Items from a data source:
________
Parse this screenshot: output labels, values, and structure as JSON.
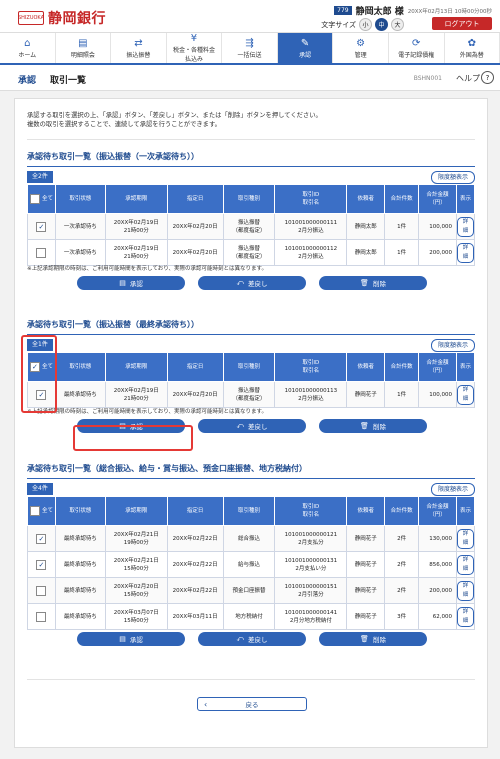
{
  "header": {
    "bank_name": "静岡銀行",
    "logo_mark": "SHIZUOKA",
    "user_badge": "779",
    "user_name": "静岡太郎 様",
    "login_time": "20XX年02月13日 10時00分00秒",
    "font_size_label": "文字サイズ",
    "font_sizes": [
      "小",
      "中",
      "大"
    ],
    "logout": "ログアウト"
  },
  "nav": [
    {
      "icon": "home-icon",
      "glyph": "⌂",
      "label": "ホーム"
    },
    {
      "icon": "statement-icon",
      "glyph": "▤",
      "label": "明細照会"
    },
    {
      "icon": "transfer-icon",
      "glyph": "⇄",
      "label": "振込振替"
    },
    {
      "icon": "tax-payment-icon",
      "glyph": "¥",
      "label": "税金・各種料金\n払込み"
    },
    {
      "icon": "bulk-transfer-icon",
      "glyph": "⇶",
      "label": "一括伝送"
    },
    {
      "icon": "approval-icon",
      "glyph": "✎",
      "label": "承認"
    },
    {
      "icon": "admin-icon",
      "glyph": "⚙",
      "label": "管理"
    },
    {
      "icon": "e-record-icon",
      "glyph": "⟳",
      "label": "電子記録債権"
    },
    {
      "icon": "forex-icon",
      "glyph": "✿",
      "label": "外国為替"
    }
  ],
  "page": {
    "title_main": "承認",
    "title_sub": "取引一覧",
    "screen_code": "BSHN001",
    "help": "ヘルプ",
    "help_icon": "?",
    "intro_1": "承認する取引を選択の上、「承認」ボタン、「差戻し」ボタン、または「削除」ボタンを押してください。",
    "intro_2": "複数の取引を選択することで、連続して承認を行うことができます。"
  },
  "labels": {
    "all": "全て",
    "limit_btn": "限度額表示",
    "detail": "詳細",
    "approve": "承認",
    "reject": "差戻し",
    "delete": "削除",
    "note": "※上記承認期限の時刻は、ご利用可能時間を表示しており、実際の承認可能時刻とは異なります。",
    "back": "戻る"
  },
  "section1": {
    "title": "承認待ち取引一覧（振込振替（一次承認待ち））",
    "count": "全2件",
    "headers": [
      "全て",
      "取引状態",
      "承認期限",
      "指定日",
      "取引種別",
      "取引ID\n取引名",
      "依頼者",
      "合計件数",
      "合計金額\n（円）",
      "表示"
    ],
    "rows": [
      {
        "checked": true,
        "status": "一次承認待ち",
        "deadline": "20XX年02月19日\n21時00分",
        "date": "20XX年02月20日",
        "type": "振込振替\n（都度指定）",
        "id_name": "101001000000111\n2月分振込",
        "requester": "静岡太郎",
        "count": "1件",
        "amount": "100,000"
      },
      {
        "checked": false,
        "status": "一次承認待ち",
        "deadline": "20XX年02月19日\n21時00分",
        "date": "20XX年02月20日",
        "type": "振込振替\n（都度指定）",
        "id_name": "101001000000112\n2月分振込",
        "requester": "静岡太郎",
        "count": "1件",
        "amount": "200,000"
      }
    ]
  },
  "section2": {
    "title": "承認待ち取引一覧（振込振替（最終承認待ち））",
    "count": "全1件",
    "headers": [
      "全て",
      "取引状態",
      "承認期限",
      "指定日",
      "取引種別",
      "取引ID\n取引名",
      "依頼者",
      "合計件数",
      "合計金額\n（円）",
      "表示"
    ],
    "rows": [
      {
        "checked": true,
        "status": "最終承認待ち",
        "deadline": "20XX年02月19日\n21時00分",
        "date": "20XX年02月20日",
        "type": "振込振替\n（都度指定）",
        "id_name": "101001000000113\n2月分振込",
        "requester": "静岡花子",
        "count": "1件",
        "amount": "100,000"
      }
    ]
  },
  "section3": {
    "title": "承認待ち取引一覧（総合振込、給与・賞与振込、預金口座振替、地方税納付）",
    "count": "全4件",
    "headers": [
      "全て",
      "取引状態",
      "承認期限",
      "指定日",
      "取引種別",
      "取引ID\n取引名",
      "依頼者",
      "合計件数",
      "合計金額\n（円）",
      "表示"
    ],
    "rows": [
      {
        "checked": true,
        "status": "最終承認待ち",
        "deadline": "20XX年02月21日\n19時00分",
        "date": "20XX年02月22日",
        "type": "総合振込",
        "id_name": "101001000000121\n2月支払分",
        "requester": "静岡花子",
        "count": "2件",
        "amount": "130,000"
      },
      {
        "checked": true,
        "status": "最終承認待ち",
        "deadline": "20XX年02月21日\n15時00分",
        "date": "20XX年02月22日",
        "type": "給与振込",
        "id_name": "101001000000131\n2月支払い分",
        "requester": "静岡花子",
        "count": "2件",
        "amount": "856,000"
      },
      {
        "checked": false,
        "status": "最終承認待ち",
        "deadline": "20XX年02月20日\n15時00分",
        "date": "20XX年02月22日",
        "type": "預金口座振替",
        "id_name": "101001000000151\n2月引落分",
        "requester": "静岡花子",
        "count": "2件",
        "amount": "200,000"
      },
      {
        "checked": false,
        "status": "最終承認待ち",
        "deadline": "20XX年03月07日\n15時00分",
        "date": "20XX年03月11日",
        "type": "地方税納付",
        "id_name": "101001000000141\n2月分地方税納付",
        "requester": "静岡花子",
        "count": "3件",
        "amount": "62,000"
      }
    ]
  },
  "colors": {
    "primary": "#2f63b6",
    "accent_red": "#c62828",
    "highlight": "#e53935"
  }
}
________
WHAT TO PRODUCE:
Quote the material in full and exactly; do not carry over its pictures.

RESPONSE TO THE TASK:
Parse this screenshot: output labels, values, and structure as JSON.
{
  "header": {
    "bank_name": "静岡銀行",
    "logo_mark": "SHIZUOKA",
    "user_badge": "779",
    "user_name": "静岡太郎 様",
    "login_time": "20XX年02月13日 10時00分00秒",
    "font_size_label": "文字サイズ",
    "font_sizes": [
      "小",
      "中",
      "大"
    ],
    "logout": "ログアウト"
  },
  "nav": [
    {
      "icon": "home-icon",
      "glyph": "⌂",
      "label": "ホーム"
    },
    {
      "icon": "statement-icon",
      "glyph": "▤",
      "label": "明細照会"
    },
    {
      "icon": "transfer-icon",
      "glyph": "⇄",
      "label": "振込振替"
    },
    {
      "icon": "tax-payment-icon",
      "glyph": "¥",
      "label": "税金・各種料金\n払込み"
    },
    {
      "icon": "bulk-transfer-icon",
      "glyph": "⇶",
      "label": "一括伝送"
    },
    {
      "icon": "approval-icon",
      "glyph": "✎",
      "label": "承認"
    },
    {
      "icon": "admin-icon",
      "glyph": "⚙",
      "label": "管理"
    },
    {
      "icon": "e-record-icon",
      "glyph": "⟳",
      "label": "電子記録債権"
    },
    {
      "icon": "forex-icon",
      "glyph": "✿",
      "label": "外国為替"
    }
  ],
  "page": {
    "title_main": "承認",
    "title_sub": "取引一覧",
    "screen_code": "BSHN001",
    "help": "ヘルプ",
    "help_icon": "?",
    "intro_1": "承認する取引を選択の上、「承認」ボタン、「差戻し」ボタン、または「削除」ボタンを押してください。",
    "intro_2": "複数の取引を選択することで、連続して承認を行うことができます。"
  },
  "labels": {
    "all": "全て",
    "limit_btn": "限度額表示",
    "detail": "詳細",
    "approve": "承認",
    "reject": "差戻し",
    "delete": "削除",
    "note": "※上記承認期限の時刻は、ご利用可能時間を表示しており、実際の承認可能時刻とは異なります。",
    "back": "戻る"
  },
  "section1": {
    "title": "承認待ち取引一覧（振込振替（一次承認待ち））",
    "count": "全2件",
    "headers": [
      "全て",
      "取引状態",
      "承認期限",
      "指定日",
      "取引種別",
      "取引ID\n取引名",
      "依頼者",
      "合計件数",
      "合計金額\n（円）",
      "表示"
    ],
    "rows": [
      {
        "checked": true,
        "status": "一次承認待ち",
        "deadline": "20XX年02月19日\n21時00分",
        "date": "20XX年02月20日",
        "type": "振込振替\n（都度指定）",
        "id_name": "101001000000111\n2月分振込",
        "requester": "静岡太郎",
        "count": "1件",
        "amount": "100,000"
      },
      {
        "checked": false,
        "status": "一次承認待ち",
        "deadline": "20XX年02月19日\n21時00分",
        "date": "20XX年02月20日",
        "type": "振込振替\n（都度指定）",
        "id_name": "101001000000112\n2月分振込",
        "requester": "静岡太郎",
        "count": "1件",
        "amount": "200,000"
      }
    ]
  },
  "section2": {
    "title": "承認待ち取引一覧（振込振替（最終承認待ち））",
    "count": "全1件",
    "headers": [
      "全て",
      "取引状態",
      "承認期限",
      "指定日",
      "取引種別",
      "取引ID\n取引名",
      "依頼者",
      "合計件数",
      "合計金額\n（円）",
      "表示"
    ],
    "rows": [
      {
        "checked": true,
        "status": "最終承認待ち",
        "deadline": "20XX年02月19日\n21時00分",
        "date": "20XX年02月20日",
        "type": "振込振替\n（都度指定）",
        "id_name": "101001000000113\n2月分振込",
        "requester": "静岡花子",
        "count": "1件",
        "amount": "100,000"
      }
    ]
  },
  "section3": {
    "title": "承認待ち取引一覧（総合振込、給与・賞与振込、預金口座振替、地方税納付）",
    "count": "全4件",
    "headers": [
      "全て",
      "取引状態",
      "承認期限",
      "指定日",
      "取引種別",
      "取引ID\n取引名",
      "依頼者",
      "合計件数",
      "合計金額\n（円）",
      "表示"
    ],
    "rows": [
      {
        "checked": true,
        "status": "最終承認待ち",
        "deadline": "20XX年02月21日\n19時00分",
        "date": "20XX年02月22日",
        "type": "総合振込",
        "id_name": "101001000000121\n2月支払分",
        "requester": "静岡花子",
        "count": "2件",
        "amount": "130,000"
      },
      {
        "checked": true,
        "status": "最終承認待ち",
        "deadline": "20XX年02月21日\n15時00分",
        "date": "20XX年02月22日",
        "type": "給与振込",
        "id_name": "101001000000131\n2月支払い分",
        "requester": "静岡花子",
        "count": "2件",
        "amount": "856,000"
      },
      {
        "checked": false,
        "status": "最終承認待ち",
        "deadline": "20XX年02月20日\n15時00分",
        "date": "20XX年02月22日",
        "type": "預金口座振替",
        "id_name": "101001000000151\n2月引落分",
        "requester": "静岡花子",
        "count": "2件",
        "amount": "200,000"
      },
      {
        "checked": false,
        "status": "最終承認待ち",
        "deadline": "20XX年03月07日\n15時00分",
        "date": "20XX年03月11日",
        "type": "地方税納付",
        "id_name": "101001000000141\n2月分地方税納付",
        "requester": "静岡花子",
        "count": "3件",
        "amount": "62,000"
      }
    ]
  },
  "colors": {
    "primary": "#2f63b6",
    "accent_red": "#c62828",
    "highlight": "#e53935"
  }
}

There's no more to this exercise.